• [The task] Output all of the data below exactly as given.

• [Provided material]

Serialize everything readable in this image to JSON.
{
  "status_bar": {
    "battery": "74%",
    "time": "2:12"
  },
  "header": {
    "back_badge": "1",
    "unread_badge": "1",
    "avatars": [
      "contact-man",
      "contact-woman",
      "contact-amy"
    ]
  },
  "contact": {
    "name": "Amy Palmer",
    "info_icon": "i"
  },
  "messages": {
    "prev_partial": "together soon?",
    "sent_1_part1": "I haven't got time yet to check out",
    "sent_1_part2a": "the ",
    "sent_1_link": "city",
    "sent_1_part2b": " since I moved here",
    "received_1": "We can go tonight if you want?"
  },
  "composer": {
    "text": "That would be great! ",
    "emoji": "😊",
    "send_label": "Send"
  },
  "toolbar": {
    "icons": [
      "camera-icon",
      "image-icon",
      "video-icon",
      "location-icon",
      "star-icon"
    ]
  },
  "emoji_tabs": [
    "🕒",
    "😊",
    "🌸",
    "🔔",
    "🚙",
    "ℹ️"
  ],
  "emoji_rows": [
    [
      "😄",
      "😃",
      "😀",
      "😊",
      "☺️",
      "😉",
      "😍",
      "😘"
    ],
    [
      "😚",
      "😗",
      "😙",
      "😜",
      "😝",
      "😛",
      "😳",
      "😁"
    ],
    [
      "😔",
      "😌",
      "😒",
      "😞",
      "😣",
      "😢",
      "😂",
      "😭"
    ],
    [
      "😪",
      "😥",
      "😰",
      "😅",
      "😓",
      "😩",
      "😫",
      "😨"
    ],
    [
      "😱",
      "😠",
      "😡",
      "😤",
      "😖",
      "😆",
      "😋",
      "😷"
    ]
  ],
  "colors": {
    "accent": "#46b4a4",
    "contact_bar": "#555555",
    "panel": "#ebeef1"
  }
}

• [Task answer]
Serialize everything readable in this image to JSON.
{
  "status_bar": {
    "battery": "74%",
    "time": "2:12"
  },
  "header": {
    "back_badge": "1",
    "unread_badge": "1",
    "avatars": [
      "contact-man",
      "contact-woman",
      "contact-amy"
    ]
  },
  "contact": {
    "name": "Amy Palmer",
    "info_icon": "i"
  },
  "messages": {
    "prev_partial": "together soon?",
    "sent_1_part1": "I haven't got time yet to check out",
    "sent_1_part2a": "the ",
    "sent_1_link": "city",
    "sent_1_part2b": " since I moved here",
    "received_1": "We can go tonight if you want?"
  },
  "composer": {
    "text": "That would be great! ",
    "emoji": "😊",
    "send_label": "Send"
  },
  "toolbar": {
    "icons": [
      "camera-icon",
      "image-icon",
      "video-icon",
      "location-icon",
      "star-icon"
    ]
  },
  "emoji_tabs": [
    "🕒",
    "😊",
    "🌸",
    "🔔",
    "🚙",
    "ℹ️"
  ],
  "emoji_rows": [
    [
      "😄",
      "😃",
      "😀",
      "😊",
      "☺️",
      "😉",
      "😍",
      "😘"
    ],
    [
      "😚",
      "😗",
      "😙",
      "😜",
      "😝",
      "😛",
      "😳",
      "😁"
    ],
    [
      "😔",
      "😌",
      "😒",
      "😞",
      "😣",
      "😢",
      "😂",
      "😭"
    ],
    [
      "😪",
      "😥",
      "😰",
      "😅",
      "😓",
      "😩",
      "😫",
      "😨"
    ],
    [
      "😱",
      "😠",
      "😡",
      "😤",
      "😖",
      "😆",
      "😋",
      "😷"
    ]
  ],
  "colors": {
    "accent": "#46b4a4",
    "contact_bar": "#555555",
    "panel": "#ebeef1"
  }
}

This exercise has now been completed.